> [WHAT THIS TASK INVOLVES]:
Find each line containing the string "District". Copy it.

::::

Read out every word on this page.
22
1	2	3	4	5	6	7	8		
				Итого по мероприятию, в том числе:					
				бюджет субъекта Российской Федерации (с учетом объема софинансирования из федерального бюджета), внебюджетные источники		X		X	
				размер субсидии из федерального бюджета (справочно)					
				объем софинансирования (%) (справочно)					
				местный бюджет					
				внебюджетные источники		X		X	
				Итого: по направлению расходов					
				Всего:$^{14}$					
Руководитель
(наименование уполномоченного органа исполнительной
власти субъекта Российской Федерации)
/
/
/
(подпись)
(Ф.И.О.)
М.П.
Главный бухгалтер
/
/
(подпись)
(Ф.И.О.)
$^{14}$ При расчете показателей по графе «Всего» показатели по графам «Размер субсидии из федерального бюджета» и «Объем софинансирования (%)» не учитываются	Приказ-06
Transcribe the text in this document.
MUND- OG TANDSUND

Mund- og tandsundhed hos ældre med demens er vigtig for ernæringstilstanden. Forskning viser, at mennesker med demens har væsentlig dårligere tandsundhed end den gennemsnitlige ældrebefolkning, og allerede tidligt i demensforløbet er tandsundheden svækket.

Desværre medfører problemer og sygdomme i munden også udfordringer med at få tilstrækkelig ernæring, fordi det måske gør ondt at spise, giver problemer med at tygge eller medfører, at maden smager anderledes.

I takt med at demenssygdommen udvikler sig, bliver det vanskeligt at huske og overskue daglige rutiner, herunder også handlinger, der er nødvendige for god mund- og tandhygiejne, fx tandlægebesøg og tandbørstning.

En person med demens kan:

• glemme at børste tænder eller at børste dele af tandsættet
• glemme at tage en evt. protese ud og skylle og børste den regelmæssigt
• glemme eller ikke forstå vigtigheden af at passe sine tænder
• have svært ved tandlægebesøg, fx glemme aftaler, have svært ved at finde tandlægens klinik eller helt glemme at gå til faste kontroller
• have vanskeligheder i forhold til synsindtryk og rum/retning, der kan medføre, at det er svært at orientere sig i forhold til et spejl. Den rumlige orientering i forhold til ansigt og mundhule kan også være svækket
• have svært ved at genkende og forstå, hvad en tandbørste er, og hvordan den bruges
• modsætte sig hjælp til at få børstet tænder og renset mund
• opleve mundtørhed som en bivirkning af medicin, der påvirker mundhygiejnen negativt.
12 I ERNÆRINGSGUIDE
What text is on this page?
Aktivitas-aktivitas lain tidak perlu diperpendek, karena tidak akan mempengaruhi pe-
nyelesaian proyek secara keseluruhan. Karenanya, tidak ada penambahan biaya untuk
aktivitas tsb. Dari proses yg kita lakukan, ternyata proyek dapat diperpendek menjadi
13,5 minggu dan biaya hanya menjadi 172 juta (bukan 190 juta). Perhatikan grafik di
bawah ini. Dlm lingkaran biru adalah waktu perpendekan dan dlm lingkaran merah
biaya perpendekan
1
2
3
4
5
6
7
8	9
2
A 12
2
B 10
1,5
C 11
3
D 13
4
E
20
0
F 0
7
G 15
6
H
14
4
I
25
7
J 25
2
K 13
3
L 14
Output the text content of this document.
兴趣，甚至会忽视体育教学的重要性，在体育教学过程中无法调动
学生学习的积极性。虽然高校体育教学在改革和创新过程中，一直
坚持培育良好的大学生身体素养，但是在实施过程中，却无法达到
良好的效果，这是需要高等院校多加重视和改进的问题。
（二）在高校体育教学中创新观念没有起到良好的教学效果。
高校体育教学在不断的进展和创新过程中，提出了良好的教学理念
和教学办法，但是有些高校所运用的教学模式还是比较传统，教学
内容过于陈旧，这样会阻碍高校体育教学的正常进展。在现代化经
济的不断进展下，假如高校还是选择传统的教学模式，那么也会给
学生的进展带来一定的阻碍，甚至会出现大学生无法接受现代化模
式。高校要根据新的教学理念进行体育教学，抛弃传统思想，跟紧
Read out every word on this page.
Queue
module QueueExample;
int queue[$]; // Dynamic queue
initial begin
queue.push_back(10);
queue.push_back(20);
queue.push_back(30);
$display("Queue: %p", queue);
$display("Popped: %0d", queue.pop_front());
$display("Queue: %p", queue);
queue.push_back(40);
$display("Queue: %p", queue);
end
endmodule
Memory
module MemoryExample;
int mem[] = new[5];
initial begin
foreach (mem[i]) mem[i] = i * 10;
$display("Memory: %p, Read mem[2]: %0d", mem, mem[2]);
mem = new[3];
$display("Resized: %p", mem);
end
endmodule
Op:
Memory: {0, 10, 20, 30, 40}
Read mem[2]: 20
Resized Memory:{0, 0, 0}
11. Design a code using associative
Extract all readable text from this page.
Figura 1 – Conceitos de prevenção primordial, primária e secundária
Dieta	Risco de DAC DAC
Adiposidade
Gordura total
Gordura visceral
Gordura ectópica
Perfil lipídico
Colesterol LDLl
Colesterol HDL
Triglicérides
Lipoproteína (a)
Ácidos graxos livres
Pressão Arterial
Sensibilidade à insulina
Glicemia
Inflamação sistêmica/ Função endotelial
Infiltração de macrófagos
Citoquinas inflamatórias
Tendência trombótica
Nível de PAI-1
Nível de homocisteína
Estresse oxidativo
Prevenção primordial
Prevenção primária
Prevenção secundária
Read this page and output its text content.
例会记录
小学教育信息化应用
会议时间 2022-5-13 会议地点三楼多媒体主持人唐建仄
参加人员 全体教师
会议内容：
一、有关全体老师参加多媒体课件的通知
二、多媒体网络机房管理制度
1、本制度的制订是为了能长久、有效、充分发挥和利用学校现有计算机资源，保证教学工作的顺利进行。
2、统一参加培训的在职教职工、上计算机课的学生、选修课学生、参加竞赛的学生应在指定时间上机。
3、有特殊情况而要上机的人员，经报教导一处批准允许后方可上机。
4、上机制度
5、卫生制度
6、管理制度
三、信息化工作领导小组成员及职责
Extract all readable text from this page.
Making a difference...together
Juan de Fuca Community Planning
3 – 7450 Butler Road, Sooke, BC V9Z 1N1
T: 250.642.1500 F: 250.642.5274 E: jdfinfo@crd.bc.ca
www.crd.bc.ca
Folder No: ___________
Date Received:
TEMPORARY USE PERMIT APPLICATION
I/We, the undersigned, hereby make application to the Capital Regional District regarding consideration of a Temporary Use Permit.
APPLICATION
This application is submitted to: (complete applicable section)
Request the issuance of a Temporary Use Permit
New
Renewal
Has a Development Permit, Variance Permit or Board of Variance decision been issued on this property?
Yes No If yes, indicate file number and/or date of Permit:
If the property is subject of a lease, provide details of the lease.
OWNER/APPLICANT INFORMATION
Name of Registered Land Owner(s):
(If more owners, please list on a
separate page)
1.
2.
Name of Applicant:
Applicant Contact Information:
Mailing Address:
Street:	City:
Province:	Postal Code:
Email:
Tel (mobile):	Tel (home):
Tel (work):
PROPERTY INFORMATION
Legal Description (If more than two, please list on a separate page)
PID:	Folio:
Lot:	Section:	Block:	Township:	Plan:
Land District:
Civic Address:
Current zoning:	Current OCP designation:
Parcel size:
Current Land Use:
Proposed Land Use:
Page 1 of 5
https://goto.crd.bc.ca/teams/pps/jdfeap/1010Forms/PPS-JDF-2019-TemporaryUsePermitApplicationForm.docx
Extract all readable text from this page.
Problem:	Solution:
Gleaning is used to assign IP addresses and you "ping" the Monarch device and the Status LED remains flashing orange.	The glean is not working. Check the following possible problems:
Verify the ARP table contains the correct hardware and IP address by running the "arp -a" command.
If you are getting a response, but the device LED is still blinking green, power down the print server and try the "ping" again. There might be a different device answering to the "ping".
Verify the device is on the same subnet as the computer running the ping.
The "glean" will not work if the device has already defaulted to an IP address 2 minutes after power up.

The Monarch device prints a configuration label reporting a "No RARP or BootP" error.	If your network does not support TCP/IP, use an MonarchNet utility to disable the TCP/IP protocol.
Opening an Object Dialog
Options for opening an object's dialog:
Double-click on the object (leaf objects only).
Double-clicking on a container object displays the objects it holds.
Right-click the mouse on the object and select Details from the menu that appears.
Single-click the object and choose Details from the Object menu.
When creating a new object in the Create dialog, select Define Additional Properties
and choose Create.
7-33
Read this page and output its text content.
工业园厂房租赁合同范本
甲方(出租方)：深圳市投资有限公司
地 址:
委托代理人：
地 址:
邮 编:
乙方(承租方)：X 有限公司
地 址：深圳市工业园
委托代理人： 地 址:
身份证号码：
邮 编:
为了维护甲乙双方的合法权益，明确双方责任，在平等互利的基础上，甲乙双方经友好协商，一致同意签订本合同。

::::

> [THE RESPONSE]:
I/We, the undersigned, hereby make application to the Capital Regional District regarding consideration of a Temporary Use Permit.
Land District:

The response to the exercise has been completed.